====== SUPPLIED DATA ======
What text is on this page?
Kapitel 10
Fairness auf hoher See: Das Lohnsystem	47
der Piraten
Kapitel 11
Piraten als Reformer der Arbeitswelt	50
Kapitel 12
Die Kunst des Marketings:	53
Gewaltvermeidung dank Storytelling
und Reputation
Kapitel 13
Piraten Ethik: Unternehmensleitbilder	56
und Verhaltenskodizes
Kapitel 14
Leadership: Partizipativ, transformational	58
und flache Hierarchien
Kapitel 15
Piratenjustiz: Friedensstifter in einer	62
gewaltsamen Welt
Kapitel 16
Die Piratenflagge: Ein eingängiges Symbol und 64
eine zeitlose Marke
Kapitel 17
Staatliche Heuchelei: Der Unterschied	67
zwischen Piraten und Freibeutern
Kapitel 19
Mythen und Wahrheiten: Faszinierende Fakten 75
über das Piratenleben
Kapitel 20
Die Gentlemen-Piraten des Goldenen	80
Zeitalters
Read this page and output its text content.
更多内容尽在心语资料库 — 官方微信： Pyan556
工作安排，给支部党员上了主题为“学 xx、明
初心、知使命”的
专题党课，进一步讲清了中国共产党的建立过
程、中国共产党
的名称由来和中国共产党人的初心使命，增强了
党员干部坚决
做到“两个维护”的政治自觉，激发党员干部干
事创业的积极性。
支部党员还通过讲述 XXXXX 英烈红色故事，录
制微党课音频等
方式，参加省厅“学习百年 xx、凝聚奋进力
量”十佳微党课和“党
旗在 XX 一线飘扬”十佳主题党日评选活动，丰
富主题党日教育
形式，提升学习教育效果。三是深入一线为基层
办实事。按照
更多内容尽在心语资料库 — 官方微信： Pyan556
======
→ **EXERCISE DETAILS**
Write out the full listing, keeping every line exactly as it is.

→ **EXERCISE SOLUTION**
What text is on this page?
Kapitel 10
Fairness auf hoher See: Das Lohnsystem	47
der Piraten
Kapitel 11
Piraten als Reformer der Arbeitswelt	50
Kapitel 12
Die Kunst des Marketings:	53
Gewaltvermeidung dank Storytelling
und Reputation
Kapitel 13
Piraten Ethik: Unternehmensleitbilder	56
und Verhaltenskodizes
Kapitel 14
Leadership: Partizipativ, transformational	58
und flache Hierarchien
Kapitel 15
Piratenjustiz: Friedensstifter in einer	62
gewaltsamen Welt
Kapitel 16
Die Piratenflagge: Ein eingängiges Symbol und 64
eine zeitlose Marke
Kapitel 17
Staatliche Heuchelei: Der Unterschied	67
zwischen Piraten und Freibeutern
Kapitel 19
Mythen und Wahrheiten: Faszinierende Fakten 75
über das Piratenleben
Kapitel 20
Die Gentlemen-Piraten des Goldenen	80
Zeitalters
Read this page and output its text content.
更多内容尽在心语资料库 — 官方微信： Pyan556
工作安排，给支部党员上了主题为“学 xx、明
初心、知使命”的
专题党课，进一步讲清了中国共产党的建立过
程、中国共产党
的名称由来和中国共产党人的初心使命，增强了
党员干部坚决
做到“两个维护”的政治自觉，激发党员干部干
事创业的积极性。
支部党员还通过讲述 XXXXX 英烈红色故事，录
制微党课音频等
方式，参加省厅“学习百年 xx、凝聚奋进力
量”十佳微党课和“党
旗在 XX 一线飘扬”十佳主题党日评选活动，丰
富主题党日教育
形式，提升学习教育效果。三是深入一线为基层
办实事。按照
更多内容尽在心语资料库 — 官方微信： Pyan556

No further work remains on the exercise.